Do this >> Find all the lines with "JSON" and gather them.

* Start Supplied material *

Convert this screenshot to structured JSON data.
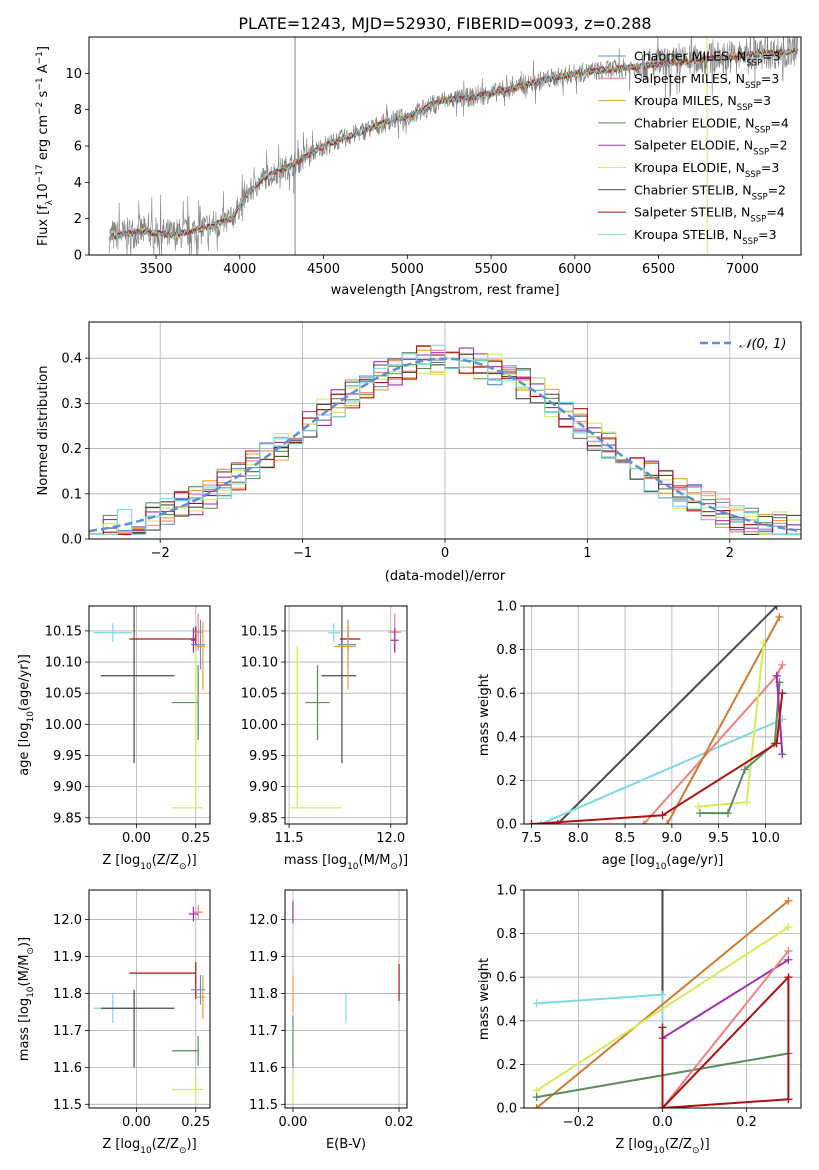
{
  "figure_title": "PLATE=1243, MJD=52930, FIBERID=0093, z=0.288",
  "colors": {
    "chabrier_miles": "#6a8fcd",
    "salpeter_miles": "#f08080",
    "kroupa_miles": "#e9a23b",
    "chabrier_elodie": "#5b8a5b",
    "salpeter_elodie": "#9b30b0",
    "kroupa_elodie": "#d4ec5a",
    "chabrier_stelib": "#4a4a4a",
    "salpeter_stelib": "#b01010",
    "kroupa_stelib": "#7fd9e0",
    "normal": "#5b8fd6",
    "spectrum": "#808080",
    "cyan_fit": "#80d8dc",
    "orange_fit": "#d07a30",
    "pink_fit": "#e07fb0",
    "yellow_fit": "#d4ec5a",
    "green_fit": "#5b8a5b",
    "dark_fit": "#4a4a4a",
    "red_fit": "#b01010",
    "purple_fit": "#9b30b0"
  },
  "chart_data": [
    {
      "id": "spectrum",
      "type": "line",
      "xlabel": "wavelength [Angstrom, rest frame]",
      "ylabel": "Flux [f",
      "ylabel_sub": "λ",
      "ylabel_mid": "10",
      "ylabel_sup1": "−17",
      "ylabel_tail": " erg cm",
      "ylabel_sup2": "−2",
      "ylabel_tail2": " s",
      "ylabel_sup3": "−1",
      "ylabel_tail3": " A",
      "ylabel_sup4": "−1",
      "ylabel_end": "]",
      "xlim": [
        3100,
        7350
      ],
      "ylim": [
        0,
        12
      ],
      "xticks": [
        "3500",
        "4000",
        "4500",
        "5000",
        "5500",
        "6000",
        "6500",
        "7000"
      ],
      "yticks": [
        "0",
        "2",
        "4",
        "6",
        "8",
        "10"
      ],
      "continuum_x": [
        3220,
        3400,
        3600,
        3800,
        3950,
        4050,
        4150,
        4300,
        4500,
        4700,
        4900,
        5000,
        5200,
        5400,
        5600,
        5800,
        6000,
        6200,
        6400,
        6600,
        6800,
        7000,
        7150,
        7300
      ],
      "continuum_y": [
        1.0,
        1.3,
        1.1,
        1.5,
        2.0,
        3.4,
        4.3,
        4.9,
        6.0,
        6.7,
        7.4,
        7.6,
        8.5,
        8.7,
        9.1,
        9.6,
        10.0,
        10.2,
        10.4,
        10.6,
        10.8,
        11.0,
        11.1,
        11.2
      ],
      "legend": [
        {
          "label": "Chabrier MILES, N",
          "sub": "SSP",
          "end": "=3",
          "color_key": "chabrier_miles"
        },
        {
          "label": "Salpeter MILES, N",
          "sub": "SSP",
          "end": "=3",
          "color_key": "salpeter_miles"
        },
        {
          "label": "Kroupa MILES, N",
          "sub": "SSP",
          "end": "=3",
          "color_key": "kroupa_miles"
        },
        {
          "label": "Chabrier ELODIE, N",
          "sub": "SSP",
          "end": "=4",
          "color_key": "chabrier_elodie"
        },
        {
          "label": "Salpeter ELODIE, N",
          "sub": "SSP",
          "end": "=2",
          "color_key": "salpeter_elodie"
        },
        {
          "label": "Kroupa ELODIE, N",
          "sub": "SSP",
          "end": "=3",
          "color_key": "kroupa_elodie"
        },
        {
          "label": "Chabrier STELIB, N",
          "sub": "SSP",
          "end": "=2",
          "color_key": "chabrier_stelib"
        },
        {
          "label": "Salpeter STELIB, N",
          "sub": "SSP",
          "end": "=4",
          "color_key": "salpeter_stelib"
        },
        {
          "label": "Kroupa STELIB, N",
          "sub": "SSP",
          "end": "=3",
          "color_key": "kroupa_stelib"
        }
      ]
    },
    {
      "id": "residuals",
      "type": "histogram",
      "xlabel": "(data-model)/error",
      "ylabel": "Normed distribution",
      "xlim": [
        -2.5,
        2.5
      ],
      "ylim": [
        0,
        0.48
      ],
      "xticks": [
        -2,
        -1,
        0,
        1,
        2
      ],
      "xtick_labels": [
        "−2",
        "−1",
        "0",
        "1",
        "2"
      ],
      "yticks": [
        0.0,
        0.1,
        0.2,
        0.3,
        0.4
      ],
      "ytick_labels": [
        "0.0",
        "0.1",
        "0.2",
        "0.3",
        "0.4"
      ],
      "bin_width": 0.1,
      "legend": "𝒩(0, 1)"
    },
    {
      "id": "age_vs_Z",
      "type": "errorbar",
      "xlabel": "Z [log",
      "xlabel_sub": "10",
      "xlabel_tail": "(Z/Z",
      "xlabel_sub2": "⊙",
      "xlabel_end": ")]",
      "ylabel": "age  [log",
      "ylabel_sub": "10",
      "ylabel_tail": "(age/yr)]",
      "xlim": [
        -0.2,
        0.31
      ],
      "ylim": [
        9.84,
        10.19
      ],
      "xticks": [
        0.0,
        0.25
      ],
      "xtick_labels": [
        "0.00",
        "0.25"
      ],
      "yticks": [
        9.85,
        9.9,
        9.95,
        10.0,
        10.05,
        10.1,
        10.15
      ],
      "ytick_labels": [
        "9.85",
        "9.90",
        "9.95",
        "10.00",
        "10.05",
        "10.10",
        "10.15"
      ],
      "points": [
        {
          "x": -0.1,
          "y": 10.147,
          "xerr": [
            0.08,
            0.08
          ],
          "yerr": [
            0.015,
            0.015
          ],
          "color_key": "kroupa_stelib"
        },
        {
          "x": -0.01,
          "y": 10.078,
          "xerr": [
            0.14,
            0.17
          ],
          "yerr": [
            0.14,
            0.14
          ],
          "color_key": "chabrier_stelib"
        },
        {
          "x": 0.25,
          "y": 10.137,
          "xerr": [
            0.28,
            0.0
          ],
          "yerr": [
            0.02,
            0.02
          ],
          "color_key": "salpeter_stelib"
        },
        {
          "x": 0.26,
          "y": 10.148,
          "xerr": [
            0.02,
            0.02
          ],
          "yerr": [
            0.03,
            0.03
          ],
          "color_key": "salpeter_miles"
        },
        {
          "x": 0.27,
          "y": 10.128,
          "xerr": [
            0.04,
            0.02
          ],
          "yerr": [
            0.04,
            0.04
          ],
          "color_key": "chabrier_miles"
        },
        {
          "x": 0.28,
          "y": 10.125,
          "xerr": [
            0.03,
            0.01
          ],
          "yerr": [
            0.07,
            0.04
          ],
          "color_key": "kroupa_miles"
        },
        {
          "x": 0.24,
          "y": 10.135,
          "xerr": [
            0.01,
            0.01
          ],
          "yerr": [
            0.02,
            0.02
          ],
          "color_key": "salpeter_elodie"
        },
        {
          "x": 0.26,
          "y": 10.035,
          "xerr": [
            0.11,
            0.0
          ],
          "yerr": [
            0.06,
            0.06
          ],
          "color_key": "chabrier_elodie"
        },
        {
          "x": 0.25,
          "y": 9.866,
          "xerr": [
            0.1,
            0.03
          ],
          "yerr": [
            0.0,
            0.26
          ],
          "color_key": "kroupa_elodie"
        }
      ]
    },
    {
      "id": "age_vs_mass",
      "type": "errorbar",
      "xlabel": "mass [log",
      "xlabel_sub": "10",
      "xlabel_tail": "(M/M",
      "xlabel_sub2": "⊙",
      "xlabel_end": ")]",
      "xlim": [
        11.48,
        12.08
      ],
      "ylim": [
        9.84,
        10.19
      ],
      "xticks": [
        11.5,
        12.0
      ],
      "xtick_labels": [
        "11.5",
        "12.0"
      ],
      "yticks": [
        9.85,
        9.9,
        9.95,
        10.0,
        10.05,
        10.1,
        10.15
      ],
      "ytick_labels": [
        "9.85",
        "9.90",
        "9.95",
        "10.00",
        "10.05",
        "10.10",
        "10.15"
      ],
      "points": [
        {
          "x": 11.72,
          "y": 10.147,
          "xerr": [
            0.03,
            0.03
          ],
          "yerr": [
            0.015,
            0.015
          ],
          "color_key": "kroupa_stelib"
        },
        {
          "x": 11.76,
          "y": 10.078,
          "xerr": [
            0.1,
            0.07
          ],
          "yerr": [
            0.14,
            0.14
          ],
          "color_key": "chabrier_stelib"
        },
        {
          "x": 11.79,
          "y": 10.137,
          "xerr": [
            0.04,
            0.06
          ],
          "yerr": [
            0.02,
            0.02
          ],
          "color_key": "salpeter_stelib"
        },
        {
          "x": 12.02,
          "y": 10.148,
          "xerr": [
            0.03,
            0.03
          ],
          "yerr": [
            0.03,
            0.03
          ],
          "color_key": "salpeter_miles"
        },
        {
          "x": 11.79,
          "y": 10.128,
          "xerr": [
            0.05,
            0.04
          ],
          "yerr": [
            0.04,
            0.04
          ],
          "color_key": "chabrier_miles"
        },
        {
          "x": 11.79,
          "y": 10.125,
          "xerr": [
            0.07,
            0.04
          ],
          "yerr": [
            0.07,
            0.04
          ],
          "color_key": "kroupa_miles"
        },
        {
          "x": 12.02,
          "y": 10.135,
          "xerr": [
            0.02,
            0.02
          ],
          "yerr": [
            0.02,
            0.02
          ],
          "color_key": "salpeter_elodie"
        },
        {
          "x": 11.64,
          "y": 10.035,
          "xerr": [
            0.06,
            0.06
          ],
          "yerr": [
            0.06,
            0.06
          ],
          "color_key": "chabrier_elodie"
        },
        {
          "x": 11.54,
          "y": 9.866,
          "xerr": [
            0.04,
            0.22
          ],
          "yerr": [
            0.0,
            0.26
          ],
          "color_key": "kroupa_elodie"
        }
      ]
    },
    {
      "id": "weight_vs_age",
      "type": "line",
      "xlabel": "age  [log",
      "xlabel_sub": "10",
      "xlabel_tail": "(age/yr)]",
      "ylabel": "mass weight",
      "xlim": [
        7.42,
        10.38
      ],
      "ylim": [
        0,
        1
      ],
      "xticks": [
        7.5,
        8.0,
        8.5,
        9.0,
        9.5,
        10.0
      ],
      "xtick_labels": [
        "7.5",
        "8.0",
        "8.5",
        "9.0",
        "9.5",
        "10.0"
      ],
      "yticks": [
        0,
        0.2,
        0.4,
        0.6,
        0.8,
        1.0
      ],
      "ytick_labels": [
        "0.0",
        "0.2",
        "0.4",
        "0.6",
        "0.8",
        "1.0"
      ],
      "series": [
        {
          "color_key": "chabrier_stelib",
          "x": [
            7.78,
            10.12
          ],
          "y": [
            0.0,
            1.0
          ]
        },
        {
          "color_key": "kroupa_stelib",
          "x": [
            7.6,
            10.18
          ],
          "y": [
            0.0,
            0.48
          ]
        },
        {
          "color_key": "salpeter_miles",
          "x": [
            8.7,
            10.12,
            10.18
          ],
          "y": [
            0.0,
            0.68,
            0.73
          ]
        },
        {
          "color_key": "orange_fit",
          "x": [
            8.95,
            10.15
          ],
          "y": [
            0.0,
            0.95
          ]
        },
        {
          "color_key": "kroupa_elodie",
          "x": [
            9.28,
            9.8,
            9.98
          ],
          "y": [
            0.08,
            0.1,
            0.83
          ]
        },
        {
          "color_key": "chabrier_elodie",
          "x": [
            9.3,
            9.6,
            9.78,
            10.1,
            10.15
          ],
          "y": [
            0.05,
            0.05,
            0.25,
            0.37,
            0.65
          ]
        },
        {
          "color_key": "salpeter_elodie",
          "x": [
            10.12,
            10.18
          ],
          "y": [
            0.68,
            0.32
          ]
        },
        {
          "color_key": "salpeter_stelib",
          "x": [
            7.5,
            8.9,
            10.12,
            10.18
          ],
          "y": [
            0.0,
            0.04,
            0.37,
            0.6
          ]
        }
      ]
    },
    {
      "id": "mass_vs_Z",
      "type": "errorbar",
      "xlabel": "Z [log",
      "xlabel_sub": "10",
      "xlabel_tail": "(Z/Z",
      "xlabel_sub2": "⊙",
      "xlabel_end": ")]",
      "ylabel": "mass [log",
      "ylabel_sub": "10",
      "ylabel_tail": "(M/M",
      "ylabel_sub2": "⊙",
      "ylabel_end": ")]",
      "xlim": [
        -0.2,
        0.31
      ],
      "ylim": [
        11.49,
        12.08
      ],
      "xticks": [
        0.0,
        0.25
      ],
      "xtick_labels": [
        "0.00",
        "0.25"
      ],
      "yticks": [
        11.5,
        11.6,
        11.7,
        11.8,
        11.9,
        12.0
      ],
      "ytick_labels": [
        "11.5",
        "11.6",
        "11.7",
        "11.8",
        "11.9",
        "12.0"
      ],
      "points": [
        {
          "x": -0.1,
          "y": 11.76,
          "xerr": [
            0.08,
            0.08
          ],
          "yerr": [
            0.04,
            0.04
          ],
          "color_key": "kroupa_stelib"
        },
        {
          "x": -0.01,
          "y": 11.76,
          "xerr": [
            0.14,
            0.17
          ],
          "yerr": [
            0.16,
            0.05
          ],
          "color_key": "chabrier_stelib"
        },
        {
          "x": 0.25,
          "y": 11.855,
          "xerr": [
            0.28,
            0.0
          ],
          "yerr": [
            0.07,
            0.03
          ],
          "color_key": "salpeter_stelib"
        },
        {
          "x": 0.26,
          "y": 12.02,
          "xerr": [
            0.02,
            0.02
          ],
          "yerr": [
            0.02,
            0.02
          ],
          "color_key": "salpeter_miles"
        },
        {
          "x": 0.27,
          "y": 11.81,
          "xerr": [
            0.04,
            0.02
          ],
          "yerr": [
            0.04,
            0.04
          ],
          "color_key": "chabrier_miles"
        },
        {
          "x": 0.28,
          "y": 11.79,
          "xerr": [
            0.03,
            0.01
          ],
          "yerr": [
            0.06,
            0.06
          ],
          "color_key": "kroupa_miles"
        },
        {
          "x": 0.24,
          "y": 12.015,
          "xerr": [
            0.02,
            0.02
          ],
          "yerr": [
            0.02,
            0.02
          ],
          "color_key": "salpeter_elodie"
        },
        {
          "x": 0.26,
          "y": 11.645,
          "xerr": [
            0.11,
            0.0
          ],
          "yerr": [
            0.04,
            0.04
          ],
          "color_key": "chabrier_elodie"
        },
        {
          "x": 0.25,
          "y": 11.54,
          "xerr": [
            0.1,
            0.03
          ],
          "yerr": [
            0.04,
            0.04
          ],
          "color_key": "kroupa_elodie"
        }
      ]
    },
    {
      "id": "mass_vs_ebv",
      "type": "errorbar",
      "xlabel": "E(B-V)",
      "xlim": [
        -0.0015,
        0.0215
      ],
      "ylim": [
        11.49,
        12.08
      ],
      "xticks": [
        0.0,
        0.02
      ],
      "xtick_labels": [
        "0.00",
        "0.02"
      ],
      "yticks": [
        11.5,
        11.6,
        11.7,
        11.8,
        11.9,
        12.0
      ],
      "ytick_labels": [
        "11.5",
        "11.6",
        "11.7",
        "11.8",
        "11.9",
        "12.0"
      ],
      "points": [
        {
          "x": 0.01,
          "y": 11.76,
          "xerr": [
            0,
            0
          ],
          "yerr": [
            0.04,
            0.04
          ],
          "color_key": "kroupa_stelib"
        },
        {
          "x": 0.02,
          "y": 11.82,
          "xerr": [
            0,
            0
          ],
          "yerr": [
            0.04,
            0.06
          ],
          "color_key": "salpeter_stelib"
        },
        {
          "x": 0.0,
          "y": 12.02,
          "xerr": [
            0,
            0
          ],
          "yerr": [
            0.03,
            0.03
          ],
          "color_key": "salpeter_elodie"
        },
        {
          "x": 0.0,
          "y": 11.8,
          "xerr": [
            0,
            0
          ],
          "yerr": [
            0.05,
            0.05
          ],
          "color_key": "kroupa_miles"
        },
        {
          "x": 0.0,
          "y": 11.64,
          "xerr": [
            0,
            0
          ],
          "yerr": [
            0.04,
            0.1
          ],
          "color_key": "chabrier_elodie"
        },
        {
          "x": 0.0,
          "y": 11.54,
          "xerr": [
            0,
            0
          ],
          "yerr": [
            0.04,
            0.04
          ],
          "color_key": "kroupa_elodie"
        }
      ]
    },
    {
      "id": "weight_vs_Z",
      "type": "line",
      "xlabel": "Z [log",
      "xlabel_sub": "10",
      "xlabel_tail": "(Z/Z",
      "xlabel_sub2": "⊙",
      "xlabel_end": ")]",
      "ylabel": "mass weight",
      "xlim": [
        -0.33,
        0.33
      ],
      "ylim": [
        0,
        1
      ],
      "xticks": [
        -0.2,
        0.0,
        0.2
      ],
      "xtick_labels": [
        "−0.2",
        "0.0",
        "0.2"
      ],
      "yticks": [
        0,
        0.2,
        0.4,
        0.6,
        0.8,
        1.0
      ],
      "ytick_labels": [
        "0.0",
        "0.2",
        "0.4",
        "0.6",
        "0.8",
        "1.0"
      ],
      "series": [
        {
          "color_key": "chabrier_stelib",
          "x": [
            0.0,
            0.0
          ],
          "y": [
            0.0,
            1.0
          ]
        },
        {
          "color_key": "kroupa_stelib",
          "x": [
            -0.3,
            0.0,
            0.0
          ],
          "y": [
            0.48,
            0.52,
            0.0
          ]
        },
        {
          "color_key": "orange_fit",
          "x": [
            -0.3,
            0.3
          ],
          "y": [
            0.0,
            0.95
          ]
        },
        {
          "color_key": "kroupa_elodie",
          "x": [
            -0.3,
            0.3
          ],
          "y": [
            0.08,
            0.83
          ]
        },
        {
          "color_key": "chabrier_elodie",
          "x": [
            -0.3,
            0.3
          ],
          "y": [
            0.05,
            0.25
          ]
        },
        {
          "color_key": "salpeter_elodie",
          "x": [
            0.0,
            0.3
          ],
          "y": [
            0.32,
            0.68
          ]
        },
        {
          "color_key": "salpeter_miles",
          "x": [
            0.0,
            0.3
          ],
          "y": [
            0.0,
            0.72
          ]
        },
        {
          "color_key": "salpeter_stelib",
          "x": [
            0.0,
            0.0,
            0.3,
            0.3,
            0.0
          ],
          "y": [
            0.37,
            0.0,
            0.04,
            0.6,
            0.0
          ]
        }
      ]
    }
  ]
}
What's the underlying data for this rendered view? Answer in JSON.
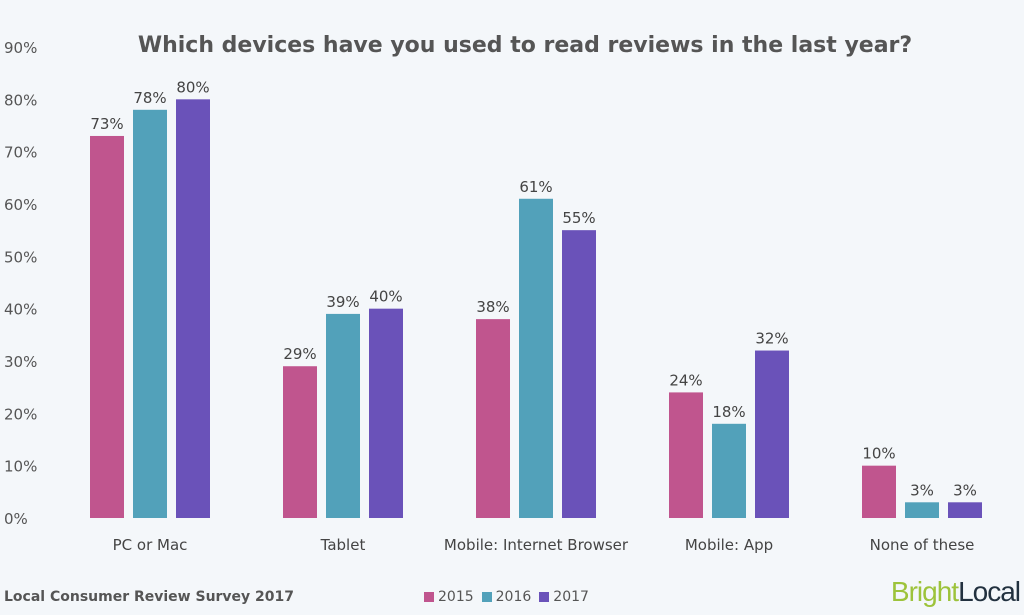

* End Supplied material *

Solution for this exercise >>
Convert this screenshot to structured JSON data.
What's the underlying data for this rendered view? Answer in JSON.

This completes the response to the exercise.